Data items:

Begin

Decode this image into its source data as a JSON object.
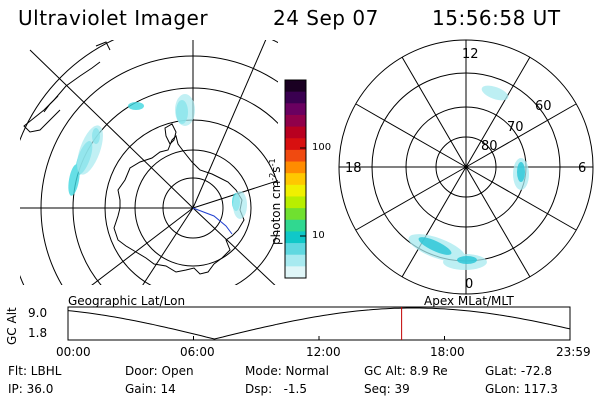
{
  "header": {
    "title": "Ultraviolet Imager",
    "date": "24 Sep 07",
    "time": "15:56:58 UT"
  },
  "left_map": {
    "label": "Geographic Lat/Lon"
  },
  "right_map": {
    "label": "Apex MLat/MLT",
    "mlt_labels": [
      "12",
      "18",
      "6",
      "0"
    ],
    "mlat_labels": [
      "60",
      "70",
      "80"
    ]
  },
  "colorbar": {
    "label_main": "photon cm",
    "label_sup1": "-2",
    "label_mid": "s",
    "label_sup2": "-1",
    "ticks": [
      "100",
      "10"
    ],
    "colors_top_to_bottom": [
      "#1a0022",
      "#3a0050",
      "#6a0060",
      "#90004a",
      "#b80020",
      "#d81010",
      "#f04a10",
      "#ff8c00",
      "#ffc800",
      "#f0f000",
      "#b8ee00",
      "#70e030",
      "#30d890",
      "#10c8c8",
      "#60d8e0",
      "#a8eaf0",
      "#e0f6f8"
    ]
  },
  "timeline": {
    "ylabel": "GC Alt",
    "ytick_top": "9.0",
    "ytick_bottom": "1.8",
    "xticks": [
      "00:00",
      "06:00",
      "12:00",
      "18:00",
      "23:59"
    ],
    "marker_time_hours": 15.95,
    "marker_color": "#c00000"
  },
  "info": {
    "filter": "Flt: LBHL",
    "ip": "IP: 36.0",
    "door": "Door: Open",
    "gain": "Gain: 14",
    "mode": "Mode: Normal",
    "dsp": "Dsp:   -1.5",
    "gc_alt": "GC Alt: 8.9 Re",
    "seq": "Seq: 39",
    "glat": "GLat: -72.8",
    "glon": "GLon: 117.3"
  }
}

End

Copy the listing exactly. Any image in it stays out of the copy.

Decode this image into its source data as a JSON object.
{
  "header": {
    "title": "Ultraviolet Imager",
    "date": "24 Sep 07",
    "time": "15:56:58 UT"
  },
  "left_map": {
    "label": "Geographic Lat/Lon"
  },
  "right_map": {
    "label": "Apex MLat/MLT",
    "mlt_labels": [
      "12",
      "18",
      "6",
      "0"
    ],
    "mlat_labels": [
      "60",
      "70",
      "80"
    ]
  },
  "colorbar": {
    "label_main": "photon cm",
    "label_sup1": "-2",
    "label_mid": "s",
    "label_sup2": "-1",
    "ticks": [
      "100",
      "10"
    ],
    "colors_top_to_bottom": [
      "#1a0022",
      "#3a0050",
      "#6a0060",
      "#90004a",
      "#b80020",
      "#d81010",
      "#f04a10",
      "#ff8c00",
      "#ffc800",
      "#f0f000",
      "#b8ee00",
      "#70e030",
      "#30d890",
      "#10c8c8",
      "#60d8e0",
      "#a8eaf0",
      "#e0f6f8"
    ]
  },
  "timeline": {
    "ylabel": "GC Alt",
    "ytick_top": "9.0",
    "ytick_bottom": "1.8",
    "xticks": [
      "00:00",
      "06:00",
      "12:00",
      "18:00",
      "23:59"
    ],
    "marker_time_hours": 15.95,
    "marker_color": "#c00000"
  },
  "info": {
    "filter": "Flt: LBHL",
    "ip": "IP: 36.0",
    "door": "Door: Open",
    "gain": "Gain: 14",
    "mode": "Mode: Normal",
    "dsp": "Dsp:   -1.5",
    "gc_alt": "GC Alt: 8.9 Re",
    "seq": "Seq: 39",
    "glat": "GLat: -72.8",
    "glon": "GLon: 117.3"
  }
}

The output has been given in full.